Rewrite the items below from the first line through the line containing "battery-button[interactable]: [1622, 1037, 1650, 1065]", changing "visible components" to "on-screen components" and leaving everything else the same.

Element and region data
————
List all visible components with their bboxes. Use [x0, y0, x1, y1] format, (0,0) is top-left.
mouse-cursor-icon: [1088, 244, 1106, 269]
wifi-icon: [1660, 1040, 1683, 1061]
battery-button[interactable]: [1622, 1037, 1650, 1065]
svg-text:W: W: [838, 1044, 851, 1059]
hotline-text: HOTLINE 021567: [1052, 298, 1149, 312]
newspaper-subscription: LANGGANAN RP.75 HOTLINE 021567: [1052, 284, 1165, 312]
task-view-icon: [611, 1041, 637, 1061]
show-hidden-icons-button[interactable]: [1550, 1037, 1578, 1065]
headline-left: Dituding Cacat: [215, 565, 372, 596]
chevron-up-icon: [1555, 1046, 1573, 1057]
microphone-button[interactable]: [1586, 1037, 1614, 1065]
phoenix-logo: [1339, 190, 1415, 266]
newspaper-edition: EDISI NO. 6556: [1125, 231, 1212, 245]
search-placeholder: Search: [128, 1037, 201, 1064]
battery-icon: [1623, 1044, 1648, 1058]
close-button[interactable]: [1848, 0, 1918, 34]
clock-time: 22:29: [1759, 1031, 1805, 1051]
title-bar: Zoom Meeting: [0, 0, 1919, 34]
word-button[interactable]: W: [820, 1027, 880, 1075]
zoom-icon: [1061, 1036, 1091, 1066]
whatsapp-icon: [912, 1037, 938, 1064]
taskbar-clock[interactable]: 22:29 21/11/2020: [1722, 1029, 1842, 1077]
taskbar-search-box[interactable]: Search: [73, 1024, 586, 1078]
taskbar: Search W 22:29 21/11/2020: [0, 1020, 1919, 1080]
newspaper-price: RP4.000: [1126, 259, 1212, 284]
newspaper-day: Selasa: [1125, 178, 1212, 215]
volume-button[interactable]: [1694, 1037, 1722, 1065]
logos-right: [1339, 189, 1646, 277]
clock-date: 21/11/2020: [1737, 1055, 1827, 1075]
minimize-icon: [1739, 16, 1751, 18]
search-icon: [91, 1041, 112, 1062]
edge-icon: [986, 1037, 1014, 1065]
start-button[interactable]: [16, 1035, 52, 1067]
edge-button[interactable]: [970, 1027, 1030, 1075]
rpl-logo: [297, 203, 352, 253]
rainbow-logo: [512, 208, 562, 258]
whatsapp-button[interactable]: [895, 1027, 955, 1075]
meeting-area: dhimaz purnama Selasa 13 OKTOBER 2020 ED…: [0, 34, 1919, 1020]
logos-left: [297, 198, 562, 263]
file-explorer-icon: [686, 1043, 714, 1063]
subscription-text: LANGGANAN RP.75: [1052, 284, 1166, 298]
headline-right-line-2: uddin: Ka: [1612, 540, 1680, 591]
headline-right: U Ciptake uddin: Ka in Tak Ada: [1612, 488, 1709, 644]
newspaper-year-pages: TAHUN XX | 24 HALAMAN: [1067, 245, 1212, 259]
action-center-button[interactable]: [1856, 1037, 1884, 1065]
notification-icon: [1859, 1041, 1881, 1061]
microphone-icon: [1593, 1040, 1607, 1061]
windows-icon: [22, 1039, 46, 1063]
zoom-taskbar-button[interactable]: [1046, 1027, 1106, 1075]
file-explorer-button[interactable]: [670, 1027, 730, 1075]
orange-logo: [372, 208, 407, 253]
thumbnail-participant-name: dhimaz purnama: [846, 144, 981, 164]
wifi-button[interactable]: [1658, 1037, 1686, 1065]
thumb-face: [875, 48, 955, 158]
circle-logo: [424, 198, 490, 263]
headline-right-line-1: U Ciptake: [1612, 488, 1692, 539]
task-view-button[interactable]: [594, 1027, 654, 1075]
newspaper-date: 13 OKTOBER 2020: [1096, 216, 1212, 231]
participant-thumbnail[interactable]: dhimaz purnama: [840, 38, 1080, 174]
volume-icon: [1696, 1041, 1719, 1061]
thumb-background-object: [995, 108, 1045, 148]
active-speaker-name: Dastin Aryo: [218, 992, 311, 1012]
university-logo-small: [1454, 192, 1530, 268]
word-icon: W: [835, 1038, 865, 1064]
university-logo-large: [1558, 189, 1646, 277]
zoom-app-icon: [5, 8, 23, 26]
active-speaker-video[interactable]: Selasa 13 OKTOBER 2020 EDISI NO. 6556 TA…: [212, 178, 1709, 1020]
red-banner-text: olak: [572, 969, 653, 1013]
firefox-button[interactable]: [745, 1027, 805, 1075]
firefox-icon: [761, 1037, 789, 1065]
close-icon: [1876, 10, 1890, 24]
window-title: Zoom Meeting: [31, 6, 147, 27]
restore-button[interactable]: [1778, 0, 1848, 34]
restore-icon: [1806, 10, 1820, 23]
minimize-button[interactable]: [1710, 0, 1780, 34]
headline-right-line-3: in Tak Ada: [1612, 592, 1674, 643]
————
• **TASK RESULT**
List all on-screen components with their bboxes. Use [x0, y0, x1, y1] format, (0,0) is top-left.
mouse-cursor-icon: [1088, 244, 1106, 269]
wifi-icon: [1660, 1040, 1683, 1061]
battery-button[interactable]: [1622, 1037, 1650, 1065]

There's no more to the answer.